What is needed.
Give the data below again exactly as written, without its pictures.

Material supplied.
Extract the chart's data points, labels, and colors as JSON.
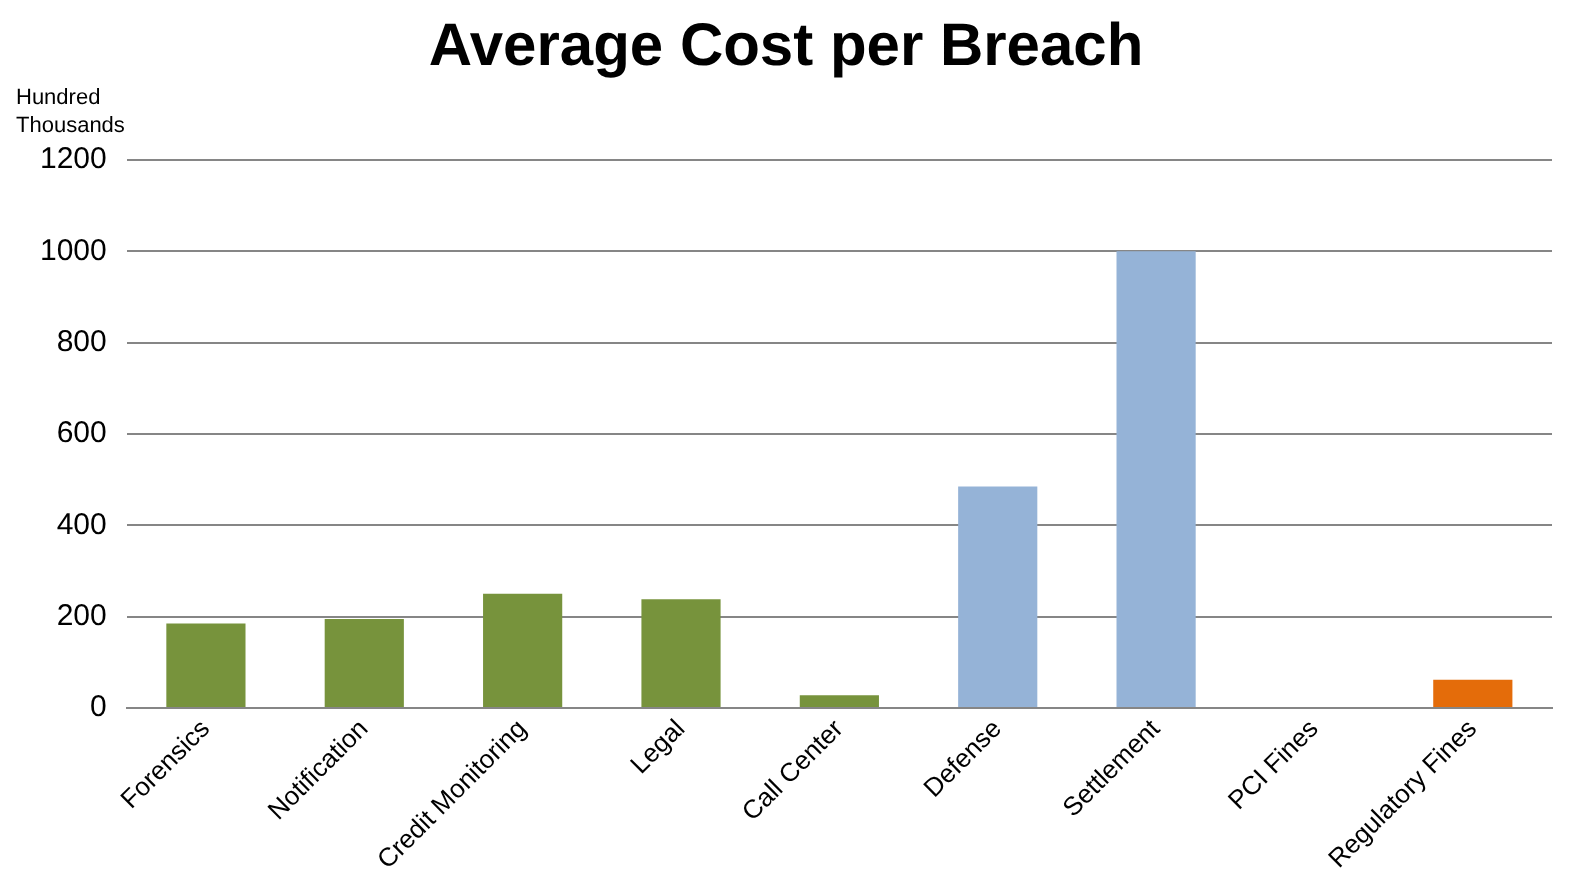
{
  "chart_data": {
    "type": "bar",
    "title": "Average Cost per Breach",
    "ylabel": "Hundred Thousands",
    "categories": [
      "Forensics",
      "Notification",
      "Credit Monitoring",
      "Legal",
      "Call Center",
      "Defense",
      "Settlement",
      "PCI Fines",
      "Regulatory Fines"
    ],
    "values": [
      185,
      195,
      250,
      238,
      28,
      485,
      1000,
      0,
      62
    ],
    "colors": [
      "#77933c",
      "#77933c",
      "#77933c",
      "#77933c",
      "#77933c",
      "#95b3d7",
      "#95b3d7",
      "#95b3d7",
      "#e46c0a"
    ],
    "ylim": [
      0,
      1200
    ],
    "yticks": [
      0,
      200,
      400,
      600,
      800,
      1000,
      1200
    ],
    "grid": "y",
    "legend": false
  }
}
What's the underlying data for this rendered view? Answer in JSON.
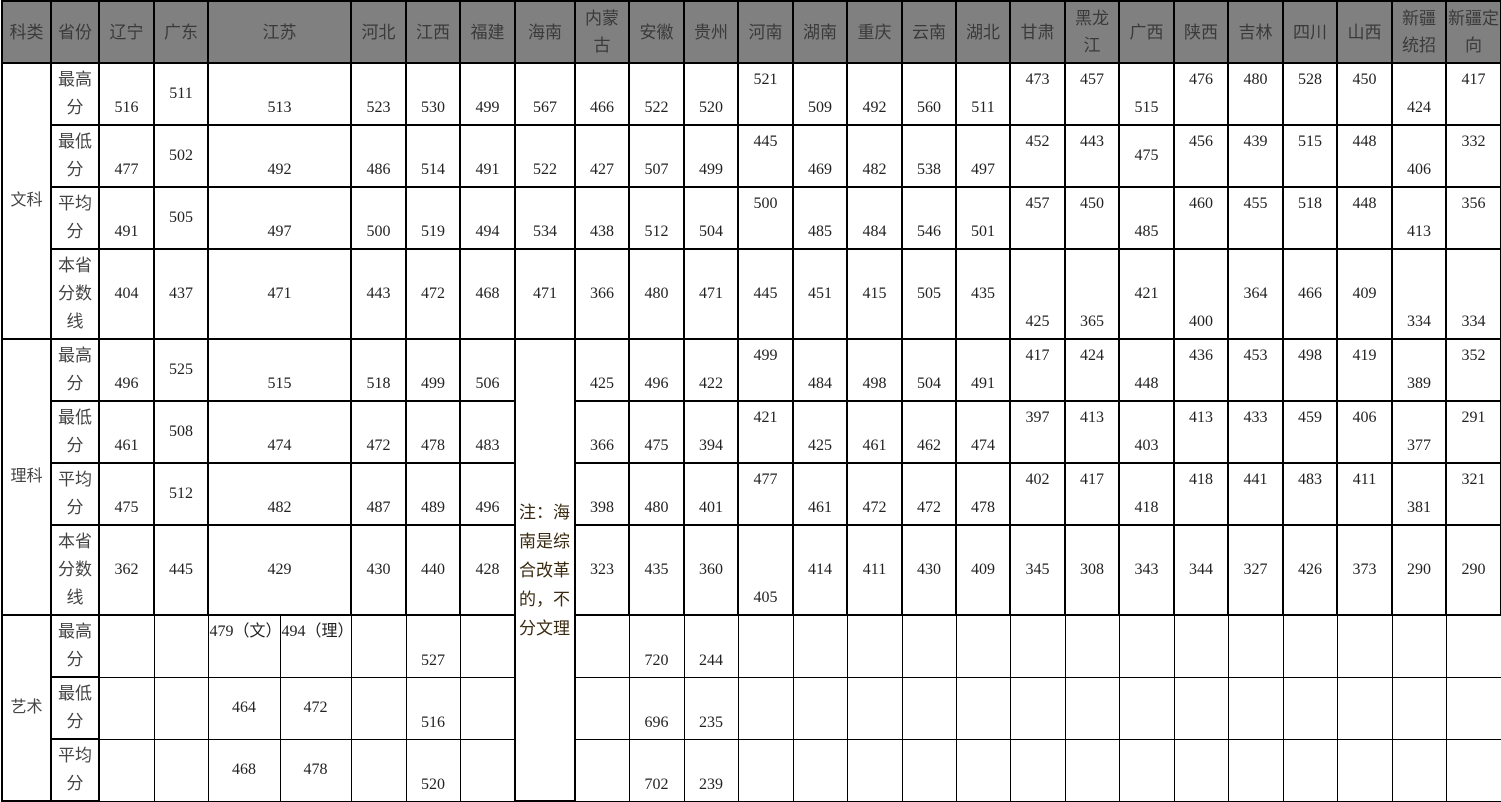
{
  "header": {
    "subject": "科类",
    "province": "省份",
    "provinces": [
      "辽宁",
      "广东",
      "江苏",
      "河北",
      "江西",
      "福建",
      "海南",
      "内蒙古",
      "安徽",
      "贵州",
      "河南",
      "湖南",
      "重庆",
      "云南",
      "湖北",
      "甘肃",
      "黑龙江",
      "广西",
      "陕西",
      "吉林",
      "四川",
      "山西",
      "新疆统招",
      "新疆定向"
    ]
  },
  "sections": [
    {
      "subject": "文科",
      "rows": [
        {
          "label": "最高分",
          "values": [
            "516",
            "511",
            "513",
            "523",
            "530",
            "499",
            "567",
            "466",
            "522",
            "520",
            "521",
            "509",
            "492",
            "560",
            "511",
            "473",
            "457",
            "515",
            "476",
            "480",
            "528",
            "450",
            "424",
            "417"
          ]
        },
        {
          "label": "最低分",
          "values": [
            "477",
            "502",
            "492",
            "486",
            "514",
            "491",
            "522",
            "427",
            "507",
            "499",
            "445",
            "469",
            "482",
            "538",
            "497",
            "452",
            "443",
            "475",
            "456",
            "439",
            "515",
            "448",
            "406",
            "332"
          ]
        },
        {
          "label": "平均分",
          "values": [
            "491",
            "505",
            "497",
            "500",
            "519",
            "494",
            "534",
            "438",
            "512",
            "504",
            "500",
            "485",
            "484",
            "546",
            "501",
            "457",
            "450",
            "485",
            "460",
            "455",
            "518",
            "448",
            "413",
            "356"
          ]
        },
        {
          "label": "本省分数线",
          "values": [
            "404",
            "437",
            "471",
            "443",
            "472",
            "468",
            "471",
            "366",
            "480",
            "471",
            "445",
            "451",
            "415",
            "505",
            "435",
            "425",
            "365",
            "421",
            "400",
            "364",
            "466",
            "409",
            "334",
            "334"
          ]
        }
      ]
    },
    {
      "subject": "理科",
      "rows": [
        {
          "label": "最高分",
          "values": [
            "496",
            "525",
            "515",
            "518",
            "499",
            "506",
            "",
            "425",
            "496",
            "422",
            "499",
            "484",
            "498",
            "504",
            "491",
            "417",
            "424",
            "448",
            "436",
            "453",
            "498",
            "419",
            "389",
            "352"
          ]
        },
        {
          "label": "最低分",
          "values": [
            "461",
            "508",
            "474",
            "472",
            "478",
            "483",
            "",
            "366",
            "475",
            "394",
            "421",
            "425",
            "461",
            "462",
            "474",
            "397",
            "413",
            "403",
            "413",
            "433",
            "459",
            "406",
            "377",
            "291"
          ]
        },
        {
          "label": "平均分",
          "values": [
            "475",
            "512",
            "482",
            "487",
            "489",
            "496",
            "",
            "398",
            "480",
            "401",
            "477",
            "461",
            "472",
            "472",
            "478",
            "402",
            "417",
            "418",
            "418",
            "441",
            "483",
            "411",
            "381",
            "321"
          ]
        },
        {
          "label": "本省分数线",
          "values": [
            "362",
            "445",
            "429",
            "430",
            "440",
            "428",
            "",
            "323",
            "435",
            "360",
            "405",
            "414",
            "411",
            "430",
            "409",
            "345",
            "308",
            "343",
            "344",
            "327",
            "426",
            "373",
            "290",
            "290"
          ]
        }
      ]
    },
    {
      "subject": "艺术",
      "rows": [
        {
          "label": "最高分",
          "jiangsu": [
            "479（文）",
            "494（理）"
          ],
          "values": [
            "",
            "",
            "",
            "",
            "527",
            "",
            "",
            "",
            "720",
            "244",
            "",
            "",
            "",
            "",
            "",
            "",
            "",
            "",
            "",
            "",
            "",
            "",
            "",
            ""
          ]
        },
        {
          "label": "最低分",
          "jiangsu": [
            "464",
            "472"
          ],
          "values": [
            "",
            "",
            "",
            "",
            "516",
            "",
            "",
            "",
            "696",
            "235",
            "",
            "",
            "",
            "",
            "",
            "",
            "",
            "",
            "",
            "",
            "",
            "",
            "",
            ""
          ]
        },
        {
          "label": "平均分",
          "jiangsu": [
            "468",
            "478"
          ],
          "values": [
            "",
            "",
            "",
            "",
            "520",
            "",
            "",
            "",
            "702",
            "239",
            "",
            "",
            "",
            "",
            "",
            "",
            "",
            "",
            "",
            "",
            "",
            "",
            "",
            ""
          ]
        }
      ]
    }
  ],
  "hainan_note": "注：海南是综合改革的，不分文理"
}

Exercise result.
Extract the chart's data points, labels, and colors as JSON.
{
  "chart_data": {
    "type": "bar",
    "title": "Average Cost per Breach",
    "ylabel": "Hundred Thousands",
    "categories": [
      "Forensics",
      "Notification",
      "Credit Monitoring",
      "Legal",
      "Call Center",
      "Defense",
      "Settlement",
      "PCI Fines",
      "Regulatory Fines"
    ],
    "values": [
      185,
      195,
      250,
      238,
      28,
      485,
      1000,
      0,
      62
    ],
    "colors": [
      "#77933c",
      "#77933c",
      "#77933c",
      "#77933c",
      "#77933c",
      "#95b3d7",
      "#95b3d7",
      "#95b3d7",
      "#e46c0a"
    ],
    "ylim": [
      0,
      1200
    ],
    "yticks": [
      0,
      200,
      400,
      600,
      800,
      1000,
      1200
    ],
    "grid": "y",
    "legend": false
  }
}
What's the underlying data for this rendered view? Answer in JSON.
{
  "header": {
    "subject": "科类",
    "province": "省份",
    "provinces": [
      "辽宁",
      "广东",
      "江苏",
      "河北",
      "江西",
      "福建",
      "海南",
      "内蒙古",
      "安徽",
      "贵州",
      "河南",
      "湖南",
      "重庆",
      "云南",
      "湖北",
      "甘肃",
      "黑龙江",
      "广西",
      "陕西",
      "吉林",
      "四川",
      "山西",
      "新疆统招",
      "新疆定向"
    ]
  },
  "sections": [
    {
      "subject": "文科",
      "rows": [
        {
          "label": "最高分",
          "values": [
            "516",
            "511",
            "513",
            "523",
            "530",
            "499",
            "567",
            "466",
            "522",
            "520",
            "521",
            "509",
            "492",
            "560",
            "511",
            "473",
            "457",
            "515",
            "476",
            "480",
            "528",
            "450",
            "424",
            "417"
          ]
        },
        {
          "label": "最低分",
          "values": [
            "477",
            "502",
            "492",
            "486",
            "514",
            "491",
            "522",
            "427",
            "507",
            "499",
            "445",
            "469",
            "482",
            "538",
            "497",
            "452",
            "443",
            "475",
            "456",
            "439",
            "515",
            "448",
            "406",
            "332"
          ]
        },
        {
          "label": "平均分",
          "values": [
            "491",
            "505",
            "497",
            "500",
            "519",
            "494",
            "534",
            "438",
            "512",
            "504",
            "500",
            "485",
            "484",
            "546",
            "501",
            "457",
            "450",
            "485",
            "460",
            "455",
            "518",
            "448",
            "413",
            "356"
          ]
        },
        {
          "label": "本省分数线",
          "values": [
            "404",
            "437",
            "471",
            "443",
            "472",
            "468",
            "471",
            "366",
            "480",
            "471",
            "445",
            "451",
            "415",
            "505",
            "435",
            "425",
            "365",
            "421",
            "400",
            "364",
            "466",
            "409",
            "334",
            "334"
          ]
        }
      ]
    },
    {
      "subject": "理科",
      "rows": [
        {
          "label": "最高分",
          "values": [
            "496",
            "525",
            "515",
            "518",
            "499",
            "506",
            "",
            "425",
            "496",
            "422",
            "499",
            "484",
            "498",
            "504",
            "491",
            "417",
            "424",
            "448",
            "436",
            "453",
            "498",
            "419",
            "389",
            "352"
          ]
        },
        {
          "label": "最低分",
          "values": [
            "461",
            "508",
            "474",
            "472",
            "478",
            "483",
            "",
            "366",
            "475",
            "394",
            "421",
            "425",
            "461",
            "462",
            "474",
            "397",
            "413",
            "403",
            "413",
            "433",
            "459",
            "406",
            "377",
            "291"
          ]
        },
        {
          "label": "平均分",
          "values": [
            "475",
            "512",
            "482",
            "487",
            "489",
            "496",
            "",
            "398",
            "480",
            "401",
            "477",
            "461",
            "472",
            "472",
            "478",
            "402",
            "417",
            "418",
            "418",
            "441",
            "483",
            "411",
            "381",
            "321"
          ]
        },
        {
          "label": "本省分数线",
          "values": [
            "362",
            "445",
            "429",
            "430",
            "440",
            "428",
            "",
            "323",
            "435",
            "360",
            "405",
            "414",
            "411",
            "430",
            "409",
            "345",
            "308",
            "343",
            "344",
            "327",
            "426",
            "373",
            "290",
            "290"
          ]
        }
      ]
    },
    {
      "subject": "艺术",
      "rows": [
        {
          "label": "最高分",
          "jiangsu": [
            "479（文）",
            "494（理）"
          ],
          "values": [
            "",
            "",
            "",
            "",
            "527",
            "",
            "",
            "",
            "720",
            "244",
            "",
            "",
            "",
            "",
            "",
            "",
            "",
            "",
            "",
            "",
            "",
            "",
            "",
            ""
          ]
        },
        {
          "label": "最低分",
          "jiangsu": [
            "464",
            "472"
          ],
          "values": [
            "",
            "",
            "",
            "",
            "516",
            "",
            "",
            "",
            "696",
            "235",
            "",
            "",
            "",
            "",
            "",
            "",
            "",
            "",
            "",
            "",
            "",
            "",
            "",
            ""
          ]
        },
        {
          "label": "平均分",
          "jiangsu": [
            "468",
            "478"
          ],
          "values": [
            "",
            "",
            "",
            "",
            "520",
            "",
            "",
            "",
            "702",
            "239",
            "",
            "",
            "",
            "",
            "",
            "",
            "",
            "",
            "",
            "",
            "",
            "",
            "",
            ""
          ]
        }
      ]
    }
  ],
  "hainan_note": "注：海南是综合改革的，不分文理"
}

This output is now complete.